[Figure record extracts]
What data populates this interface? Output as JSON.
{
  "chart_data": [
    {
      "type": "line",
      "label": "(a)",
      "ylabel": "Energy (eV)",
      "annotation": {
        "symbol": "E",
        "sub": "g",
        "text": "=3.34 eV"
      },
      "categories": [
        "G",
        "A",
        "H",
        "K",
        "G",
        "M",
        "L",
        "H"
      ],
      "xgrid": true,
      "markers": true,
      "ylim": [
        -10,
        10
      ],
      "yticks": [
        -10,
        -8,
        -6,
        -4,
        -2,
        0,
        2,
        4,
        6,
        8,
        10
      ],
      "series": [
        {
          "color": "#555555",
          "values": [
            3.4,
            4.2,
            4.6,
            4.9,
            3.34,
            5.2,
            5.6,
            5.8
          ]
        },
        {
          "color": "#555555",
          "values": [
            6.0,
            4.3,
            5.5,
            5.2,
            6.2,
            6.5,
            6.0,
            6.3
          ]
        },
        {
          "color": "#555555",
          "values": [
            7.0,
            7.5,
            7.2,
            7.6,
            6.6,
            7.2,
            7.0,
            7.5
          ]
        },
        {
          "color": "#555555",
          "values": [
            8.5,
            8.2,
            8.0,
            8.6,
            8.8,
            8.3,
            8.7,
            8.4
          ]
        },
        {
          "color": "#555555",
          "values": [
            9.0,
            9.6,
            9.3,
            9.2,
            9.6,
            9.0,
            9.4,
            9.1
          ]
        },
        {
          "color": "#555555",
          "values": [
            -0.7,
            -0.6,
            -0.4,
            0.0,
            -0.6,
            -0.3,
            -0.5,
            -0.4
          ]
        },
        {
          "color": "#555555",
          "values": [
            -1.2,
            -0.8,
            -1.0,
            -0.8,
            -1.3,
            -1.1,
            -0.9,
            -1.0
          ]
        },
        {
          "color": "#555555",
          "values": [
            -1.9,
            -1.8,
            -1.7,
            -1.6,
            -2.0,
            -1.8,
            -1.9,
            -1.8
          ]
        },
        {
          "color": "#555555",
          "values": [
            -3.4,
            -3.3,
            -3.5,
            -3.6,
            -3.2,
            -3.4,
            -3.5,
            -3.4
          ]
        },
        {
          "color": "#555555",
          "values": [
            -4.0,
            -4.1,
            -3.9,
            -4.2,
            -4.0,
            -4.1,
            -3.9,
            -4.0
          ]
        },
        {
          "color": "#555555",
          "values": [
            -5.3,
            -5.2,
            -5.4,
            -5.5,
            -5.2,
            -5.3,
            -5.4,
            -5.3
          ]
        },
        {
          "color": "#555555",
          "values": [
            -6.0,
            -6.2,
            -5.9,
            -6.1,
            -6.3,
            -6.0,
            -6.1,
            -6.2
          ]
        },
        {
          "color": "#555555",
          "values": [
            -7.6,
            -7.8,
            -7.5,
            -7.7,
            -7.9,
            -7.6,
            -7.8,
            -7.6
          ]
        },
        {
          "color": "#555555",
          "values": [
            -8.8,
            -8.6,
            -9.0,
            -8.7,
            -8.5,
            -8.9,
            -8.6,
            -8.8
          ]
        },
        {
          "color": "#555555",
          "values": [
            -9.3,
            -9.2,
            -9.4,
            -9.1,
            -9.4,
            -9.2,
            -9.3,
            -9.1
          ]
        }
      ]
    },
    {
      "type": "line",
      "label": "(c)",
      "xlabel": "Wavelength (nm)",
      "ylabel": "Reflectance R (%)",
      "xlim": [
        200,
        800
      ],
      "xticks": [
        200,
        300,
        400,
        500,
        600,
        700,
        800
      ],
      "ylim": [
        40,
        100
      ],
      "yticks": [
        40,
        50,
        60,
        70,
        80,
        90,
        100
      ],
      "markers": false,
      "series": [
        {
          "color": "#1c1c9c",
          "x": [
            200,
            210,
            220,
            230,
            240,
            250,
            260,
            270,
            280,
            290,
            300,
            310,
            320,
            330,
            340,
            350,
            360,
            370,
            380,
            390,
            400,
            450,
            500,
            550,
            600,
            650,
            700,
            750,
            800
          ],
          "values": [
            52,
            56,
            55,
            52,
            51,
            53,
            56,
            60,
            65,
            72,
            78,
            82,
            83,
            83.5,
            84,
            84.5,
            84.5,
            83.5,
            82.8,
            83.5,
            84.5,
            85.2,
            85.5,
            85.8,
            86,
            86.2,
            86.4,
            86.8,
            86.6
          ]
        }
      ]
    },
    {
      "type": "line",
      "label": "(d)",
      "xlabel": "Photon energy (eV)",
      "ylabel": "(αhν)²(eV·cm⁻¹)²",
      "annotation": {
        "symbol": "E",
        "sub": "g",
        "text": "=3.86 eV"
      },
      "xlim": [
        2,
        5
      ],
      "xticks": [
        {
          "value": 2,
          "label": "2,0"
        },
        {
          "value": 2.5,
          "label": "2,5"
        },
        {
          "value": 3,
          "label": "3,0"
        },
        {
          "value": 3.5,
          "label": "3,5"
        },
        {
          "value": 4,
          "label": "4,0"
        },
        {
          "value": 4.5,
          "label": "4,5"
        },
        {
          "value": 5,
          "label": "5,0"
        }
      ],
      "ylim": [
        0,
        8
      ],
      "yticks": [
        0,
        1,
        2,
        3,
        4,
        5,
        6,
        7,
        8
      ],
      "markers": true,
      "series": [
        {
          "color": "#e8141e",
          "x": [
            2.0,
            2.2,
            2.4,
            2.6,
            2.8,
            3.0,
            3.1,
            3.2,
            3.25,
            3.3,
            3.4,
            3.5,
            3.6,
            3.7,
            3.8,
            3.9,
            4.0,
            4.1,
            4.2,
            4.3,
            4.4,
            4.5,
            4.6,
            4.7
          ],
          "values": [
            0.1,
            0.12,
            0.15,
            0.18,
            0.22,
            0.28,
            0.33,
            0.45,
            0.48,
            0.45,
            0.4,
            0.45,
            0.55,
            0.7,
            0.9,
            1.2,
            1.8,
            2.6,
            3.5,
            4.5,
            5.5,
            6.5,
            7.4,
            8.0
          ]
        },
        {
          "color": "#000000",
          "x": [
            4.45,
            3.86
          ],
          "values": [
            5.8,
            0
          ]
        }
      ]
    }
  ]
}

▸ **Request**
Please quote the data above in full, with no line missing.

▸ **The solution**
What data populates this interface? Output as JSON.
{
  "chart_data": [
    {
      "type": "line",
      "label": "(a)",
      "ylabel": "Energy (eV)",
      "annotation": {
        "symbol": "E",
        "sub": "g",
        "text": "=3.34 eV"
      },
      "categories": [
        "G",
        "A",
        "H",
        "K",
        "G",
        "M",
        "L",
        "H"
      ],
      "xgrid": true,
      "markers": true,
      "ylim": [
        -10,
        10
      ],
      "yticks": [
        -10,
        -8,
        -6,
        -4,
        -2,
        0,
        2,
        4,
        6,
        8,
        10
      ],
      "series": [
        {
          "color": "#555555",
          "values": [
            3.4,
            4.2,
            4.6,
            4.9,
            3.34,
            5.2,
            5.6,
            5.8
          ]
        },
        {
          "color": "#555555",
          "values": [
            6.0,
            4.3,
            5.5,
            5.2,
            6.2,
            6.5,
            6.0,
            6.3
          ]
        },
        {
          "color": "#555555",
          "values": [
            7.0,
            7.5,
            7.2,
            7.6,
            6.6,
            7.2,
            7.0,
            7.5
          ]
        },
        {
          "color": "#555555",
          "values": [
            8.5,
            8.2,
            8.0,
            8.6,
            8.8,
            8.3,
            8.7,
            8.4
          ]
        },
        {
          "color": "#555555",
          "values": [
            9.0,
            9.6,
            9.3,
            9.2,
            9.6,
            9.0,
            9.4,
            9.1
          ]
        },
        {
          "color": "#555555",
          "values": [
            -0.7,
            -0.6,
            -0.4,
            0.0,
            -0.6,
            -0.3,
            -0.5,
            -0.4
          ]
        },
        {
          "color": "#555555",
          "values": [
            -1.2,
            -0.8,
            -1.0,
            -0.8,
            -1.3,
            -1.1,
            -0.9,
            -1.0
          ]
        },
        {
          "color": "#555555",
          "values": [
            -1.9,
            -1.8,
            -1.7,
            -1.6,
            -2.0,
            -1.8,
            -1.9,
            -1.8
          ]
        },
        {
          "color": "#555555",
          "values": [
            -3.4,
            -3.3,
            -3.5,
            -3.6,
            -3.2,
            -3.4,
            -3.5,
            -3.4
          ]
        },
        {
          "color": "#555555",
          "values": [
            -4.0,
            -4.1,
            -3.9,
            -4.2,
            -4.0,
            -4.1,
            -3.9,
            -4.0
          ]
        },
        {
          "color": "#555555",
          "values": [
            -5.3,
            -5.2,
            -5.4,
            -5.5,
            -5.2,
            -5.3,
            -5.4,
            -5.3
          ]
        },
        {
          "color": "#555555",
          "values": [
            -6.0,
            -6.2,
            -5.9,
            -6.1,
            -6.3,
            -6.0,
            -6.1,
            -6.2
          ]
        },
        {
          "color": "#555555",
          "values": [
            -7.6,
            -7.8,
            -7.5,
            -7.7,
            -7.9,
            -7.6,
            -7.8,
            -7.6
          ]
        },
        {
          "color": "#555555",
          "values": [
            -8.8,
            -8.6,
            -9.0,
            -8.7,
            -8.5,
            -8.9,
            -8.6,
            -8.8
          ]
        },
        {
          "color": "#555555",
          "values": [
            -9.3,
            -9.2,
            -9.4,
            -9.1,
            -9.4,
            -9.2,
            -9.3,
            -9.1
          ]
        }
      ]
    },
    {
      "type": "line",
      "label": "(c)",
      "xlabel": "Wavelength (nm)",
      "ylabel": "Reflectance R (%)",
      "xlim": [
        200,
        800
      ],
      "xticks": [
        200,
        300,
        400,
        500,
        600,
        700,
        800
      ],
      "ylim": [
        40,
        100
      ],
      "yticks": [
        40,
        50,
        60,
        70,
        80,
        90,
        100
      ],
      "markers": false,
      "series": [
        {
          "color": "#1c1c9c",
          "x": [
            200,
            210,
            220,
            230,
            240,
            250,
            260,
            270,
            280,
            290,
            300,
            310,
            320,
            330,
            340,
            350,
            360,
            370,
            380,
            390,
            400,
            450,
            500,
            550,
            600,
            650,
            700,
            750,
            800
          ],
          "values": [
            52,
            56,
            55,
            52,
            51,
            53,
            56,
            60,
            65,
            72,
            78,
            82,
            83,
            83.5,
            84,
            84.5,
            84.5,
            83.5,
            82.8,
            83.5,
            84.5,
            85.2,
            85.5,
            85.8,
            86,
            86.2,
            86.4,
            86.8,
            86.6
          ]
        }
      ]
    },
    {
      "type": "line",
      "label": "(d)",
      "xlabel": "Photon energy (eV)",
      "ylabel": "(αhν)²(eV·cm⁻¹)²",
      "annotation": {
        "symbol": "E",
        "sub": "g",
        "text": "=3.86 eV"
      },
      "xlim": [
        2,
        5
      ],
      "xticks": [
        {
          "value": 2,
          "label": "2,0"
        },
        {
          "value": 2.5,
          "label": "2,5"
        },
        {
          "value": 3,
          "label": "3,0"
        },
        {
          "value": 3.5,
          "label": "3,5"
        },
        {
          "value": 4,
          "label": "4,0"
        },
        {
          "value": 4.5,
          "label": "4,5"
        },
        {
          "value": 5,
          "label": "5,0"
        }
      ],
      "ylim": [
        0,
        8
      ],
      "yticks": [
        0,
        1,
        2,
        3,
        4,
        5,
        6,
        7,
        8
      ],
      "markers": true,
      "series": [
        {
          "color": "#e8141e",
          "x": [
            2.0,
            2.2,
            2.4,
            2.6,
            2.8,
            3.0,
            3.1,
            3.2,
            3.25,
            3.3,
            3.4,
            3.5,
            3.6,
            3.7,
            3.8,
            3.9,
            4.0,
            4.1,
            4.2,
            4.3,
            4.4,
            4.5,
            4.6,
            4.7
          ],
          "values": [
            0.1,
            0.12,
            0.15,
            0.18,
            0.22,
            0.28,
            0.33,
            0.45,
            0.48,
            0.45,
            0.4,
            0.45,
            0.55,
            0.7,
            0.9,
            1.2,
            1.8,
            2.6,
            3.5,
            4.5,
            5.5,
            6.5,
            7.4,
            8.0
          ]
        },
        {
          "color": "#000000",
          "x": [
            4.45,
            3.86
          ],
          "values": [
            5.8,
            0
          ]
        }
      ]
    }
  ]
}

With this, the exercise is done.